- **What the task asks**:
Wherever the string "中含有的物质是蛋白质" appears in the listing, copy that line.

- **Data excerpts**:

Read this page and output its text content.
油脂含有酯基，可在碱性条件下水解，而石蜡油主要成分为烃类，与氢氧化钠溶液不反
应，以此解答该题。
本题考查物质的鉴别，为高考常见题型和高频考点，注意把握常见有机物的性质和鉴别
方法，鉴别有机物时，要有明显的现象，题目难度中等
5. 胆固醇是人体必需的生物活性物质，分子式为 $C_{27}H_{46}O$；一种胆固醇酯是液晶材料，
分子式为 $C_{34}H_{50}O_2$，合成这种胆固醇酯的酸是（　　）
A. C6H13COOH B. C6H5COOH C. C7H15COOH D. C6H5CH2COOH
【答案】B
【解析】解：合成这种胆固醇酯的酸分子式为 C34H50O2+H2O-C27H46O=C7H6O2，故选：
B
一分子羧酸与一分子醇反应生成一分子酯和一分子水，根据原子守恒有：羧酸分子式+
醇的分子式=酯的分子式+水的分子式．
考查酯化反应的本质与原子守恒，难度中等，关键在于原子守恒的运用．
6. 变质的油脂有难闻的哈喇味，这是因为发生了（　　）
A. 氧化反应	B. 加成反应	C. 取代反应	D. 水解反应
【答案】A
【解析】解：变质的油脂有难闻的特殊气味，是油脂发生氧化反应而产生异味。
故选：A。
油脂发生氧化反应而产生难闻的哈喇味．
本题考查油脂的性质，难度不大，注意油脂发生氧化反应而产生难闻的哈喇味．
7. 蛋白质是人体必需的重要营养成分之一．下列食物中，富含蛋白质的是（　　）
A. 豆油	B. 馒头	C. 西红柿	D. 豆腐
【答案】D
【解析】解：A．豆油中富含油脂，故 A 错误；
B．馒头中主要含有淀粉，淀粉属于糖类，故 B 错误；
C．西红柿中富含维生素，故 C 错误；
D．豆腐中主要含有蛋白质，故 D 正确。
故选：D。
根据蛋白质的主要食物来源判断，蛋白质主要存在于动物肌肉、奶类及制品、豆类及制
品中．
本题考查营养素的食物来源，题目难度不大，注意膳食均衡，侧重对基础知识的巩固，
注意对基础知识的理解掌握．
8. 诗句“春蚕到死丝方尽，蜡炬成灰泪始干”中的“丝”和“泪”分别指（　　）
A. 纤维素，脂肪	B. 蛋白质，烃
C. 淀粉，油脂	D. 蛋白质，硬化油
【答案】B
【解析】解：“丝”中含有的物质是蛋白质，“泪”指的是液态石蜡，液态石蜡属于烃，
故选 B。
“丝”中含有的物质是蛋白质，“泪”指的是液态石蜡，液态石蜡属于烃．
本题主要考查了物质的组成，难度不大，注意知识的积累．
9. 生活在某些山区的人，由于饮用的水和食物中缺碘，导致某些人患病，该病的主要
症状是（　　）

- **In response**:
【解析】解：“丝”中含有的物质是蛋白质，“泪”指的是液态石蜡，液态石蜡属于烃，
“丝”中含有的物质是蛋白质，“泪”指的是液态石蜡，液态石蜡属于烃．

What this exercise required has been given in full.